DIRECTIVE 1
Could you repeat the steel gauge thread from "If I remember" to "ascent? Any thoughts?", switching "square tubing" to "round tubing"?
DIRECTIVE 2
How would the forum thread on steel gauge for pneumatic props continue from the point where it stops?

EXCERPT
# Pneumatic prop steel gauge???



## DarkOne (Oct 16, 2012)

Hello everyone. I'm curious to know what gauge steel people are using on their mechs. It looks like it's all over the board when I look at YouTube. Does anyone have some professionally built props that can weigh in? I think that 16 gauge steel, which is about 1/16" thick should be fine for lightweight props but wanted a second opinion. 

With repeated sudden motion, has anyone had any issues with welds or tubing ripping or bending? I'm not worried about my welds, I'm trained, but don't want to waste time and money buying materials that may be overkill or not enough.

Thanks.


----------



## bfjou812 (Aug 15, 2008)

If I remember ,I was using 11 gauge square tubing which was 1/8" or slightly thicker wall. In this situation overkill is never enough.You don't want to start launching parts and shrapnel should something come apart because you used too thin of material.


----------



## DarkOne (Oct 16, 2012)

I agree we wouldn't want to make projectiles out of our props. I guess for the more violent action props, 11 gauge would be good, but what about a vertical scissor prop with a slow ascent? Any thoughts?


----------



## wrasse (Aug 5, 2012)

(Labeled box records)
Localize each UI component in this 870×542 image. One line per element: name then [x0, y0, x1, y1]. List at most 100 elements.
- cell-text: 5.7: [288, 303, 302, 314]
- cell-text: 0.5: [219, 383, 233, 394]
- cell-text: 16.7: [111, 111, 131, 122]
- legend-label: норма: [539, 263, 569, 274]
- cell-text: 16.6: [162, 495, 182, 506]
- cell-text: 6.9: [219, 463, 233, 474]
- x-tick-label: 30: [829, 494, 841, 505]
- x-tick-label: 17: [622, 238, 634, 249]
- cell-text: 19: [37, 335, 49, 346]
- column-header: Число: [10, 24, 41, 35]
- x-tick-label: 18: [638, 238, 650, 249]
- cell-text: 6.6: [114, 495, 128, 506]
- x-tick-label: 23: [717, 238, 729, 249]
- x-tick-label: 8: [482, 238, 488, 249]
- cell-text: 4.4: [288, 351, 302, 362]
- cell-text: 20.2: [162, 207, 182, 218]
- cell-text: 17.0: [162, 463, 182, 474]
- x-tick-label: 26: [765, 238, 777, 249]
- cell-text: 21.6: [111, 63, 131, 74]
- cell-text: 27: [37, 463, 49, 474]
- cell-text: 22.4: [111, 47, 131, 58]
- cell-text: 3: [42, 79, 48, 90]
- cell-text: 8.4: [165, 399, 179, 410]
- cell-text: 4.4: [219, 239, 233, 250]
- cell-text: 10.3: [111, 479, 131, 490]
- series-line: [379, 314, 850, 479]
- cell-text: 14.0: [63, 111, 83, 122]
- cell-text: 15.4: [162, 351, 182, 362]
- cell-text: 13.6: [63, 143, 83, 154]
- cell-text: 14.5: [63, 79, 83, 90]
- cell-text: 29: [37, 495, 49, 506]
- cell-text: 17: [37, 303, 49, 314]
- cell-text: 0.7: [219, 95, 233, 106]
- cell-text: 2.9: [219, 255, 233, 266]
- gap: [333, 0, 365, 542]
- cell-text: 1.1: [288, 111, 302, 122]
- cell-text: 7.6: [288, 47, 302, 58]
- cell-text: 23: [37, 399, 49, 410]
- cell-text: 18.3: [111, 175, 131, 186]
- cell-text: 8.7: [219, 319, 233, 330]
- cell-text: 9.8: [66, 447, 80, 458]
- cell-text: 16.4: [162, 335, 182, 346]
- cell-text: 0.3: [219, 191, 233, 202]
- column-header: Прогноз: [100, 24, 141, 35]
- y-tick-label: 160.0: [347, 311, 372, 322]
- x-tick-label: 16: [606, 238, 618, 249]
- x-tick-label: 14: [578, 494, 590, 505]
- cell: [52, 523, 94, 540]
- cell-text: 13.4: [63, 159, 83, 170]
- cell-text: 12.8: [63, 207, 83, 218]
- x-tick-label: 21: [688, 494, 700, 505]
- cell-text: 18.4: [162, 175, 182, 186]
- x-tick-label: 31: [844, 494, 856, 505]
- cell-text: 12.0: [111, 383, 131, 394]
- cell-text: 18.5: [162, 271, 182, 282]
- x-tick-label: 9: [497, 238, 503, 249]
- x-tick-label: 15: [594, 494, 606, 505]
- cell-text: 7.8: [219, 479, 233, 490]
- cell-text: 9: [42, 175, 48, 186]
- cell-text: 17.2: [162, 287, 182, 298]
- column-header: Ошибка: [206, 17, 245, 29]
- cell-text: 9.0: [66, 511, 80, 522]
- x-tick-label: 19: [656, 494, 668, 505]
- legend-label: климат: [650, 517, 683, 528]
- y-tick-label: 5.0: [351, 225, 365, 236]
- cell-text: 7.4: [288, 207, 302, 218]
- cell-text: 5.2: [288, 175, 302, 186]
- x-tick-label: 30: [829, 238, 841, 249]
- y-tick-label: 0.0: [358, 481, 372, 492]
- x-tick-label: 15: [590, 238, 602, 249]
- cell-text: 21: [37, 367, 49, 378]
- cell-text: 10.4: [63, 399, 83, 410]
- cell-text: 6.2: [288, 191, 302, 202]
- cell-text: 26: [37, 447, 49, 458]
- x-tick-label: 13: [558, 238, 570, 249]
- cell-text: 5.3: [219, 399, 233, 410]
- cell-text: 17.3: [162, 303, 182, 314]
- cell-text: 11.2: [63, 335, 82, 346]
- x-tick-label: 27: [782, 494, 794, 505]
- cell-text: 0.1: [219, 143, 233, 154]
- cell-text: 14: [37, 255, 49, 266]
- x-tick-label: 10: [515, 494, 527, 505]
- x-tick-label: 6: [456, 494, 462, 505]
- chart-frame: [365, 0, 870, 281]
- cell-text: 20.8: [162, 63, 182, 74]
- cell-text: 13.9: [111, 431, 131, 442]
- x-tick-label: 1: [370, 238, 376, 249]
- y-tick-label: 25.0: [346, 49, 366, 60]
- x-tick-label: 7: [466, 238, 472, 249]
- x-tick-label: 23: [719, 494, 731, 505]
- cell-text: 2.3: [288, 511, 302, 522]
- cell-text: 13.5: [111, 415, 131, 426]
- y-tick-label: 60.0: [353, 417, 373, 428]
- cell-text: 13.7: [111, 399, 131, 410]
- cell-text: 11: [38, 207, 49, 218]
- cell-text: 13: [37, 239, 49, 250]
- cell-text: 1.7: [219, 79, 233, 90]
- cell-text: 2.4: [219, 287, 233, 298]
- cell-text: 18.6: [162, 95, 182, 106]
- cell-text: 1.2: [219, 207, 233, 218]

EXERCISE RESPONSE 1
If I remember ,I was using 11 gauge round tubing which was 1/8" or slightly thicker wall. In this situation overkill is never enough.You don't want to start launching parts and shrapnel should something come apart because you used too thin of material.


----------



## DarkOne (Oct 16, 2012)

I agree we wouldn't want to make projectiles out of our props. I guess for the more violent action props, 11 gauge would be good, but what about a vertical scissor prop with a slow ascent? Any thoughts?

EXERCISE RESPONSE 2
DarkOne said:


> I agree we wouldn't want to make projectiles out of our props. I guess for the more violent action props, 11 gauge would be good, but what about a vertical scissor prop with a slow ascent? Any thoughts?


Most commercial builders use 16 and 14 gauge.
I personally use use anywhere from 12 to 16 gauge depending on the weight of the prop I have to support. The heavier the steel the more air pressure or a larger cylinder would be needed for the extra weight. I find that anything over 14 gauge is overkill.


----------



## bfjou812 (Aug 15, 2008)

Another thing to look out for should be how is it joined. Bolted , riveted , welded.....
If it is going to be a slow moving prop , then I would still go with probably 11 gauge. It's not really worth the effort to me to try to mix thicknesses of metals. If you need a larger cylinder, so be it.Hope this helps.


----------



## gadget-evilusions (Jan 26, 2007)

I build with 11 gauge for almost everything normal sized. There are some large props i build that go up to 1/4 wall.


----------



## DarkOne (Oct 16, 2012)

It would be a while before I'd need to bump up to 1/4". I appreciate your input!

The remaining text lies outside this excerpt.